:: Task material ::
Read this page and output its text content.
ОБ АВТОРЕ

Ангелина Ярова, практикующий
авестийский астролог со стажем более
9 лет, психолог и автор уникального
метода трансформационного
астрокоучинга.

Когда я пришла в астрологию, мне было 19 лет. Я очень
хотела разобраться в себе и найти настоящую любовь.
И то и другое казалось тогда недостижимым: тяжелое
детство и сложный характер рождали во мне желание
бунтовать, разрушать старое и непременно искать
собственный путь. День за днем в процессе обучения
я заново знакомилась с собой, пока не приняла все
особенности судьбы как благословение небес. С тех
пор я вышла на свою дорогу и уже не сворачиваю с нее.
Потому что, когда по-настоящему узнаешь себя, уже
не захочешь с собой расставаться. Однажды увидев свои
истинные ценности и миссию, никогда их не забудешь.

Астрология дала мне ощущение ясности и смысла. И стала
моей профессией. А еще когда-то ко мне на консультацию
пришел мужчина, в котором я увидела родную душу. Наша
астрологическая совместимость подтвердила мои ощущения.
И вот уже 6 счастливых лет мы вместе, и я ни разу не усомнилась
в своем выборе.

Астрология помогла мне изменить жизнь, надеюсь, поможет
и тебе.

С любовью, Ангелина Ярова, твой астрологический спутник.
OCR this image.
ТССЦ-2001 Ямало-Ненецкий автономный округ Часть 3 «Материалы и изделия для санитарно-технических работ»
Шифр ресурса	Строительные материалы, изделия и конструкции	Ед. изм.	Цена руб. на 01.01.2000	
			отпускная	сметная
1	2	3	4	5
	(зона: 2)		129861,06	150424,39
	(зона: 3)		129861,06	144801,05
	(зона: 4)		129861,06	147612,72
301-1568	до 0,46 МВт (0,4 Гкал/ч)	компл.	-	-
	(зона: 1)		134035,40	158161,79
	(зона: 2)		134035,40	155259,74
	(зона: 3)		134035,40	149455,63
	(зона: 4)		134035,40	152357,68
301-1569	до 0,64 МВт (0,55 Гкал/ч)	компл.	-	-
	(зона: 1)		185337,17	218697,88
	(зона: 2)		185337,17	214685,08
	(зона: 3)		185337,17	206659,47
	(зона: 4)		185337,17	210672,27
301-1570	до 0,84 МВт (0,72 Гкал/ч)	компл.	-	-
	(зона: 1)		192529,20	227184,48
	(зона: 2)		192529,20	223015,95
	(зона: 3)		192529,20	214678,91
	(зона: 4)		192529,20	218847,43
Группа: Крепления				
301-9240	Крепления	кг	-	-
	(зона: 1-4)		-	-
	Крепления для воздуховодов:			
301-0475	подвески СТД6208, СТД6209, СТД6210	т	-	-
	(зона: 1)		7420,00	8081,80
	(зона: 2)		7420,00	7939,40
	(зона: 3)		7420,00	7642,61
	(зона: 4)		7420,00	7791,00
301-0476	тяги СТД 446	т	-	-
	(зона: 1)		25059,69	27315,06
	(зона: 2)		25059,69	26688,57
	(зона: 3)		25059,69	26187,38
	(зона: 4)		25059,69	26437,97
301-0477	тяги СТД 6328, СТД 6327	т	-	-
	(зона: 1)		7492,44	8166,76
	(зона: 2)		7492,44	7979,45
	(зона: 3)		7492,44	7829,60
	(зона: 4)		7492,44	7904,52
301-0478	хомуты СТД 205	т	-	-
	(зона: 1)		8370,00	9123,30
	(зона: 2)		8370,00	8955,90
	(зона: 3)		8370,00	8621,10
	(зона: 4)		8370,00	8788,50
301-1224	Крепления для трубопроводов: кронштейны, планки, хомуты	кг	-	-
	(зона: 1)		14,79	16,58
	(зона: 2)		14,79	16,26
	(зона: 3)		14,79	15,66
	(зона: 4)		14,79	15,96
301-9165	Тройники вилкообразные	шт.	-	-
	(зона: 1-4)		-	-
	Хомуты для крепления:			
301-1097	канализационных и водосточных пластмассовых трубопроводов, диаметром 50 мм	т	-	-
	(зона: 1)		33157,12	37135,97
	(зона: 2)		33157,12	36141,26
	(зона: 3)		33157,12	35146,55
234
:::
Print every entry exactly as it appears.

=== Result of the task ===
Read this page and output its text content.
ОБ АВТОРЕ

Ангелина Ярова, практикующий
авестийский астролог со стажем более
9 лет, психолог и автор уникального
метода трансформационного
астрокоучинга.

Когда я пришла в астрологию, мне было 19 лет. Я очень
хотела разобраться в себе и найти настоящую любовь.
И то и другое казалось тогда недостижимым: тяжелое
детство и сложный характер рождали во мне желание
бунтовать, разрушать старое и непременно искать
собственный путь. День за днем в процессе обучения
я заново знакомилась с собой, пока не приняла все
особенности судьбы как благословение небес. С тех
пор я вышла на свою дорогу и уже не сворачиваю с нее.
Потому что, когда по-настоящему узнаешь себя, уже
не захочешь с собой расставаться. Однажды увидев свои
истинные ценности и миссию, никогда их не забудешь.

Астрология дала мне ощущение ясности и смысла. И стала
моей профессией. А еще когда-то ко мне на консультацию
пришел мужчина, в котором я увидела родную душу. Наша
астрологическая совместимость подтвердила мои ощущения.
И вот уже 6 счастливых лет мы вместе, и я ни разу не усомнилась
в своем выборе.

Астрология помогла мне изменить жизнь, надеюсь, поможет
и тебе.

С любовью, Ангелина Ярова, твой астрологический спутник.
OCR this image.
ТССЦ-2001 Ямало-Ненецкий автономный округ Часть 3 «Материалы и изделия для санитарно-технических работ»
Шифр ресурса	Строительные материалы, изделия и конструкции	Ед. изм.	Цена руб. на 01.01.2000	
			отпускная	сметная
1	2	3	4	5
	(зона: 2)		129861,06	150424,39
	(зона: 3)		129861,06	144801,05
	(зона: 4)		129861,06	147612,72
301-1568	до 0,46 МВт (0,4 Гкал/ч)	компл.	-	-
	(зона: 1)		134035,40	158161,79
	(зона: 2)		134035,40	155259,74
	(зона: 3)		134035,40	149455,63
	(зона: 4)		134035,40	152357,68
301-1569	до 0,64 МВт (0,55 Гкал/ч)	компл.	-	-
	(зона: 1)		185337,17	218697,88
	(зона: 2)		185337,17	214685,08
	(зона: 3)		185337,17	206659,47
	(зона: 4)		185337,17	210672,27
301-1570	до 0,84 МВт (0,72 Гкал/ч)	компл.	-	-
	(зона: 1)		192529,20	227184,48
	(зона: 2)		192529,20	223015,95
	(зона: 3)		192529,20	214678,91
	(зона: 4)		192529,20	218847,43
Группа: Крепления				
301-9240	Крепления	кг	-	-
	(зона: 1-4)		-	-
	Крепления для воздуховодов:			
301-0475	подвески СТД6208, СТД6209, СТД6210	т	-	-
	(зона: 1)		7420,00	8081,80
	(зона: 2)		7420,00	7939,40
	(зона: 3)		7420,00	7642,61
	(зона: 4)		7420,00	7791,00
301-0476	тяги СТД 446	т	-	-
	(зона: 1)		25059,69	27315,06
	(зона: 2)		25059,69	26688,57
	(зона: 3)		25059,69	26187,38
	(зона: 4)		25059,69	26437,97
301-0477	тяги СТД 6328, СТД 6327	т	-	-
	(зона: 1)		7492,44	8166,76
	(зона: 2)		7492,44	7979,45
	(зона: 3)		7492,44	7829,60
	(зона: 4)		7492,44	7904,52
301-0478	хомуты СТД 205	т	-	-
	(зона: 1)		8370,00	9123,30
	(зона: 2)		8370,00	8955,90
	(зона: 3)		8370,00	8621,10
	(зона: 4)		8370,00	8788,50
301-1224	Крепления для трубопроводов: кронштейны, планки, хомуты	кг	-	-
	(зона: 1)		14,79	16,58
	(зона: 2)		14,79	16,26
	(зона: 3)		14,79	15,66
	(зона: 4)		14,79	15,96
301-9165	Тройники вилкообразные	шт.	-	-
	(зона: 1-4)		-	-
	Хомуты для крепления:			
301-1097	канализационных и водосточных пластмассовых трубопроводов, диаметром 50 мм	т	-	-
	(зона: 1)		33157,12	37135,97
	(зона: 2)		33157,12	36141,26
	(зона: 3)		33157,12	35146,55
234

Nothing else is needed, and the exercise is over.